Goal of the exercise: Emit the entire listing verbatim.

Given data:
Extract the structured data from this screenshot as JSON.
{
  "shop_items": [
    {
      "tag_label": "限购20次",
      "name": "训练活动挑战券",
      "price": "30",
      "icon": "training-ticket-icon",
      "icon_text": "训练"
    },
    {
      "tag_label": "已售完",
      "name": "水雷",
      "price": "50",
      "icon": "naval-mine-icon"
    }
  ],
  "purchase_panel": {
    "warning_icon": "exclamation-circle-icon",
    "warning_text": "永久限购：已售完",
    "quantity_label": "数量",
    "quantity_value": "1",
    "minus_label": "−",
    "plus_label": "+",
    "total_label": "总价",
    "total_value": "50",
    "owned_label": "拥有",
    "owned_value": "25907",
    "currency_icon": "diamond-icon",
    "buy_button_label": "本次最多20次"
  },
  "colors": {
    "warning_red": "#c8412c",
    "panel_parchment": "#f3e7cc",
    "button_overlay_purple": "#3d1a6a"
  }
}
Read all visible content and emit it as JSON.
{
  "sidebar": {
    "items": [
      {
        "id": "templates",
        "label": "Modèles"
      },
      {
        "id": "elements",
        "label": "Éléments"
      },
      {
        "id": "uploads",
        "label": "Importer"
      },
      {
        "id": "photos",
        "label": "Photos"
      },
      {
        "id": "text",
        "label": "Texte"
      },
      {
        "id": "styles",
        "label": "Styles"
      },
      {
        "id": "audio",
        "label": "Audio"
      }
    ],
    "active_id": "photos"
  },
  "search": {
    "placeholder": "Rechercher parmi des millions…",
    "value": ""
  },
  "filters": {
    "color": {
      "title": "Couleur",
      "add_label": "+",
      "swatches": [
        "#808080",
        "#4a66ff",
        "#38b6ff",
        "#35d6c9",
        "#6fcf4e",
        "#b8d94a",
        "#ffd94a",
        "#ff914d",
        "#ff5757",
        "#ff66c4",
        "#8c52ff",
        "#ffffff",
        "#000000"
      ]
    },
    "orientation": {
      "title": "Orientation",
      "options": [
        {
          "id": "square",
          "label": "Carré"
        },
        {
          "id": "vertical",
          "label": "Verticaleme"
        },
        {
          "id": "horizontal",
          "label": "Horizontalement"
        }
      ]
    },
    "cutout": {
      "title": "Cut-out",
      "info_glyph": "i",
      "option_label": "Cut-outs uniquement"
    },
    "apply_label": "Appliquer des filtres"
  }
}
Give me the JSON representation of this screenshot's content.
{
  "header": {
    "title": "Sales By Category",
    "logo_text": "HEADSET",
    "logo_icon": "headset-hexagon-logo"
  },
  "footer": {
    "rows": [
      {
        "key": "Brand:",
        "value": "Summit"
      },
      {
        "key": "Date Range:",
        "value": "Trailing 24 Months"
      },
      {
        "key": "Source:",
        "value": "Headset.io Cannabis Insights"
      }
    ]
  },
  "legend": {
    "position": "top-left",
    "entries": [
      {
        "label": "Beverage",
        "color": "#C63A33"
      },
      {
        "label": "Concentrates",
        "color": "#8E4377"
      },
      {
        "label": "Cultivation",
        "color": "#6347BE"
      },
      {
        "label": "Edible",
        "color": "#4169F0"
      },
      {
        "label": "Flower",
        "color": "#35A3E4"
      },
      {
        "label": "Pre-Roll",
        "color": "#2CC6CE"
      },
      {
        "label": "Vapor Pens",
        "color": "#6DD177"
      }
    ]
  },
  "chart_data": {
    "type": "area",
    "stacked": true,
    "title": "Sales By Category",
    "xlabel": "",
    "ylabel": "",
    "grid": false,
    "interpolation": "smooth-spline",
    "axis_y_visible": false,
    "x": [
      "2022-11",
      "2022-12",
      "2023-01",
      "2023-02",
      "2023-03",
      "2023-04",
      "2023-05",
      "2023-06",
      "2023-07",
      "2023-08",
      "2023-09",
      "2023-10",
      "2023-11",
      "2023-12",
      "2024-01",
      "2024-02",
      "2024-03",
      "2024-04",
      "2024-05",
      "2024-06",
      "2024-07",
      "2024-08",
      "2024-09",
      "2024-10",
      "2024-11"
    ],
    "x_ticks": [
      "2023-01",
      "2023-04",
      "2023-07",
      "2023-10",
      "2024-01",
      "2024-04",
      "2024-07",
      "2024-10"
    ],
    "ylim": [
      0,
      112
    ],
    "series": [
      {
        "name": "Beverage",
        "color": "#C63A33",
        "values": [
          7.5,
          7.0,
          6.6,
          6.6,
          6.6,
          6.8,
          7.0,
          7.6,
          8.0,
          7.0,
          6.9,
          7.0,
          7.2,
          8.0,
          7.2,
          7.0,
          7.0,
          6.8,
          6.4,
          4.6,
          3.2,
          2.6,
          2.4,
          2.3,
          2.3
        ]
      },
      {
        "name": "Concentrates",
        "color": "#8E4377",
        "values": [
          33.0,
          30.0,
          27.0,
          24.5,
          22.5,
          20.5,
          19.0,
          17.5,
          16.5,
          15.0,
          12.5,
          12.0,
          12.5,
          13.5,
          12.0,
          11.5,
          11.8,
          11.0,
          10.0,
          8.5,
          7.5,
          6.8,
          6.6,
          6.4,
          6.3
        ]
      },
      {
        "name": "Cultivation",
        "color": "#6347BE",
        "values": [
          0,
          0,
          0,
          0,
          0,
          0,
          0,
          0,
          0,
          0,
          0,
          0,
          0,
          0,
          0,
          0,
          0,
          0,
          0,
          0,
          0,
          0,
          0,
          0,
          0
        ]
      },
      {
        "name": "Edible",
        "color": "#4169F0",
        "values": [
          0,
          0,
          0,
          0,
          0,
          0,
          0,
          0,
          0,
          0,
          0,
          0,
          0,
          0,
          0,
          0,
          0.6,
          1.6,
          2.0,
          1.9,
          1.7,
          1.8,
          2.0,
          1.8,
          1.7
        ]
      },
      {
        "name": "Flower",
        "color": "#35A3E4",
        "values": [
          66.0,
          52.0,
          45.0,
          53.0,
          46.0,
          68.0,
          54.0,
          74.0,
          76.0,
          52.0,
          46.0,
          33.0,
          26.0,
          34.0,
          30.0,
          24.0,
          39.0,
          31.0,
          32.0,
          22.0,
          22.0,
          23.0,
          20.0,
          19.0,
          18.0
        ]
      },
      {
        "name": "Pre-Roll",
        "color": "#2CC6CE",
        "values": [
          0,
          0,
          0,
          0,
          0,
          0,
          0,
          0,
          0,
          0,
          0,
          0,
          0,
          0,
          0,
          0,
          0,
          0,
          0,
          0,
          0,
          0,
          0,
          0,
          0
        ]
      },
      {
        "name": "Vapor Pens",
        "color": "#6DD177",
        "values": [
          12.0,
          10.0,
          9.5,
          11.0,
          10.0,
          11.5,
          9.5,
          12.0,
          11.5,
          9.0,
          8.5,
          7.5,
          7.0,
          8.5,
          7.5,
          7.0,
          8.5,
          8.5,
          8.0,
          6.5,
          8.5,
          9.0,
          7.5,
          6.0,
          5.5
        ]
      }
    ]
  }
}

Result of the exercise:
Extract the structured data from this screenshot as JSON.
{
  "shop_items": [
    {
      "tag_label": "限购20次",
      "name": "训练活动挑战券",
      "price": "30",
      "icon": "training-ticket-icon",
      "icon_text": "训练"
    },
    {
      "tag_label": "已售完",
      "name": "水雷",
      "price": "50",
      "icon": "naval-mine-icon"
    }
  ],
  "purchase_panel": {
    "warning_icon": "exclamation-circle-icon",
    "warning_text": "永久限购：已售完",
    "quantity_label": "数量",
    "quantity_value": "1",
    "minus_label": "−",
    "plus_label": "+",
    "total_label": "总价",
    "total_value": "50",
    "owned_label": "拥有",
    "owned_value": "25907",
    "currency_icon": "diamond-icon",
    "buy_button_label": "本次最多20次"
  },
  "colors": {
    "warning_red": "#c8412c",
    "panel_parchment": "#f3e7cc",
    "button_overlay_purple": "#3d1a6a"
  }
}
Read all visible content and emit it as JSON.
{
  "sidebar": {
    "items": [
      {
        "id": "templates",
        "label": "Modèles"
      },
      {
        "id": "elements",
        "label": "Éléments"
      },
      {
        "id": "uploads",
        "label": "Importer"
      },
      {
        "id": "photos",
        "label": "Photos"
      },
      {
        "id": "text",
        "label": "Texte"
      },
      {
        "id": "styles",
        "label": "Styles"
      },
      {
        "id": "audio",
        "label": "Audio"
      }
    ],
    "active_id": "photos"
  },
  "search": {
    "placeholder": "Rechercher parmi des millions…",
    "value": ""
  },
  "filters": {
    "color": {
      "title": "Couleur",
      "add_label": "+",
      "swatches": [
        "#808080",
        "#4a66ff",
        "#38b6ff",
        "#35d6c9",
        "#6fcf4e",
        "#b8d94a",
        "#ffd94a",
        "#ff914d",
        "#ff5757",
        "#ff66c4",
        "#8c52ff",
        "#ffffff",
        "#000000"
      ]
    },
    "orientation": {
      "title": "Orientation",
      "options": [
        {
          "id": "square",
          "label": "Carré"
        },
        {
          "id": "vertical",
          "label": "Verticaleme"
        },
        {
          "id": "horizontal",
          "label": "Horizontalement"
        }
      ]
    },
    "cutout": {
      "title": "Cut-out",
      "info_glyph": "i",
      "option_label": "Cut-outs uniquement"
    },
    "apply_label": "Appliquer des filtres"
  }
}
Give me the JSON representation of this screenshot's content.
{
  "header": {
    "title": "Sales By Category",
    "logo_text": "HEADSET",
    "logo_icon": "headset-hexagon-logo"
  },
  "footer": {
    "rows": [
      {
        "key": "Brand:",
        "value": "Summit"
      },
      {
        "key": "Date Range:",
        "value": "Trailing 24 Months"
      },
      {
        "key": "Source:",
        "value": "Headset.io Cannabis Insights"
      }
    ]
  },
  "legend": {
    "position": "top-left",
    "entries": [
      {
        "label": "Beverage",
        "color": "#C63A33"
      },
      {
        "label": "Concentrates",
        "color": "#8E4377"
      },
      {
        "label": "Cultivation",
        "color": "#6347BE"
      },
      {
        "label": "Edible",
        "color": "#4169F0"
      },
      {
        "label": "Flower",
        "color": "#35A3E4"
      },
      {
        "label": "Pre-Roll",
        "color": "#2CC6CE"
      },
      {
        "label": "Vapor Pens",
        "color": "#6DD177"
      }
    ]
  },
  "chart_data": {
    "type": "area",
    "stacked": true,
    "title": "Sales By Category",
    "xlabel": "",
    "ylabel": "",
    "grid": false,
    "interpolation": "smooth-spline",
    "axis_y_visible": false,
    "x": [
      "2022-11",
      "2022-12",
      "2023-01",
      "2023-02",
      "2023-03",
      "2023-04",
      "2023-05",
      "2023-06",
      "2023-07",
      "2023-08",
      "2023-09",
      "2023-10",
      "2023-11",
      "2023-12",
      "2024-01",
      "2024-02",
      "2024-03",
      "2024-04",
      "2024-05",
      "2024-06",
      "2024-07",
      "2024-08",
      "2024-09",
      "2024-10",
      "2024-11"
    ],
    "x_ticks": [
      "2023-01",
      "2023-04",
      "2023-07",
      "2023-10",
      "2024-01",
      "2024-04",
      "2024-07",
      "2024-10"
    ],
    "ylim": [
      0,
      112
    ],
    "series": [
      {
        "name": "Beverage",
        "color": "#C63A33",
        "values": [
          7.5,
          7.0,
          6.6,
          6.6,
          6.6,
          6.8,
          7.0,
          7.6,
          8.0,
          7.0,
          6.9,
          7.0,
          7.2,
          8.0,
          7.2,
          7.0,
          7.0,
          6.8,
          6.4,
          4.6,
          3.2,
          2.6,
          2.4,
          2.3,
          2.3
        ]
      },
      {
        "name": "Concentrates",
        "color": "#8E4377",
        "values": [
          33.0,
          30.0,
          27.0,
          24.5,
          22.5,
          20.5,
          19.0,
          17.5,
          16.5,
          15.0,
          12.5,
          12.0,
          12.5,
          13.5,
          12.0,
          11.5,
          11.8,
          11.0,
          10.0,
          8.5,
          7.5,
          6.8,
          6.6,
          6.4,
          6.3
        ]
      },
      {
        "name": "Cultivation",
        "color": "#6347BE",
        "values": [
          0,
          0,
          0,
          0,
          0,
          0,
          0,
          0,
          0,
          0,
          0,
          0,
          0,
          0,
          0,
          0,
          0,
          0,
          0,
          0,
          0,
          0,
          0,
          0,
          0
        ]
      },
      {
        "name": "Edible",
        "color": "#4169F0",
        "values": [
          0,
          0,
          0,
          0,
          0,
          0,
          0,
          0,
          0,
          0,
          0,
          0,
          0,
          0,
          0,
          0,
          0.6,
          1.6,
          2.0,
          1.9,
          1.7,
          1.8,
          2.0,
          1.8,
          1.7
        ]
      },
      {
        "name": "Flower",
        "color": "#35A3E4",
        "values": [
          66.0,
          52.0,
          45.0,
          53.0,
          46.0,
          68.0,
          54.0,
          74.0,
          76.0,
          52.0,
          46.0,
          33.0,
          26.0,
          34.0,
          30.0,
          24.0,
          39.0,
          31.0,
          32.0,
          22.0,
          22.0,
          23.0,
          20.0,
          19.0,
          18.0
        ]
      },
      {
        "name": "Pre-Roll",
        "color": "#2CC6CE",
        "values": [
          0,
          0,
          0,
          0,
          0,
          0,
          0,
          0,
          0,
          0,
          0,
          0,
          0,
          0,
          0,
          0,
          0,
          0,
          0,
          0,
          0,
          0,
          0,
          0,
          0
        ]
      },
      {
        "name": "Vapor Pens",
        "color": "#6DD177",
        "values": [
          12.0,
          10.0,
          9.5,
          11.0,
          10.0,
          11.5,
          9.5,
          12.0,
          11.5,
          9.0,
          8.5,
          7.5,
          7.0,
          8.5,
          7.5,
          7.0,
          8.5,
          8.5,
          8.0,
          6.5,
          8.5,
          9.0,
          7.5,
          6.0,
          5.5
        ]
      }
    ]
  }
}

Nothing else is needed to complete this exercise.